## Task requirements
Go through the records underneath and write each one out again exactly.

(Collection entries)
:::
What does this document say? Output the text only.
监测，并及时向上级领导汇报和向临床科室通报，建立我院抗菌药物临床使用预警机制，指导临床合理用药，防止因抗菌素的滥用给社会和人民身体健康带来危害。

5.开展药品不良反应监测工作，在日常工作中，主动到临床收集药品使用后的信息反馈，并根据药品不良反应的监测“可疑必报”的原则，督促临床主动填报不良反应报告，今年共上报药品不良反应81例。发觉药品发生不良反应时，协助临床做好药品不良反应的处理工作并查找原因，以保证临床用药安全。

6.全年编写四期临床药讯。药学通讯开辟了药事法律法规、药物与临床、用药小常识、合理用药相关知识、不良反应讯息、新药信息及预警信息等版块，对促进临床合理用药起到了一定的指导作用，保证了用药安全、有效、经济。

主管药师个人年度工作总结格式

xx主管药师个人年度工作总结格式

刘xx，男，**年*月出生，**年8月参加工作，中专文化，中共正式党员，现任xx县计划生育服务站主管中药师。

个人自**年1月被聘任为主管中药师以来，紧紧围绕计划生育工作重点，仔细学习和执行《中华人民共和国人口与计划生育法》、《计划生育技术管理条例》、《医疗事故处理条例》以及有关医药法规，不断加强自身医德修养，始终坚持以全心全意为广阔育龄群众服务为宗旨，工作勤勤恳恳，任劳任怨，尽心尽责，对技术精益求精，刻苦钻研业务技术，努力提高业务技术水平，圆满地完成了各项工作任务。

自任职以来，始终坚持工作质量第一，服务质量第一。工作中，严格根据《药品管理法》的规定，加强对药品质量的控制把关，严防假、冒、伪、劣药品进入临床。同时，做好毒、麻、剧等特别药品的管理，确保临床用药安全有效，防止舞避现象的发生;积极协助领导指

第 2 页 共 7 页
:::
## Task response
What does this document say? Output the text only.
监测，并及时向上级领导汇报和向临床科室通报，建立我院抗菌药物临床使用预警机制，指导临床合理用药，防止因抗菌素的滥用给社会和人民身体健康带来危害。

5.开展药品不良反应监测工作，在日常工作中，主动到临床收集药品使用后的信息反馈，并根据药品不良反应的监测“可疑必报”的原则，督促临床主动填报不良反应报告，今年共上报药品不良反应81例。发觉药品发生不良反应时，协助临床做好药品不良反应的处理工作并查找原因，以保证临床用药安全。

6.全年编写四期临床药讯。药学通讯开辟了药事法律法规、药物与临床、用药小常识、合理用药相关知识、不良反应讯息、新药信息及预警信息等版块，对促进临床合理用药起到了一定的指导作用，保证了用药安全、有效、经济。

主管药师个人年度工作总结格式

xx主管药师个人年度工作总结格式

刘xx，男，**年*月出生，**年8月参加工作，中专文化，中共正式党员，现任xx县计划生育服务站主管中药师。

个人自**年1月被聘任为主管中药师以来，紧紧围绕计划生育工作重点，仔细学习和执行《中华人民共和国人口与计划生育法》、《计划生育技术管理条例》、《医疗事故处理条例》以及有关医药法规，不断加强自身医德修养，始终坚持以全心全意为广阔育龄群众服务为宗旨，工作勤勤恳恳，任劳任怨，尽心尽责，对技术精益求精，刻苦钻研业务技术，努力提高业务技术水平，圆满地完成了各项工作任务。

自任职以来，始终坚持工作质量第一，服务质量第一。工作中，严格根据《药品管理法》的规定，加强对药品质量的控制把关，严防假、冒、伪、劣药品进入临床。同时，做好毒、麻、剧等特别药品的管理，确保临床用药安全有效，防止舞避现象的发生;积极协助领导指

第 2 页 共 7 页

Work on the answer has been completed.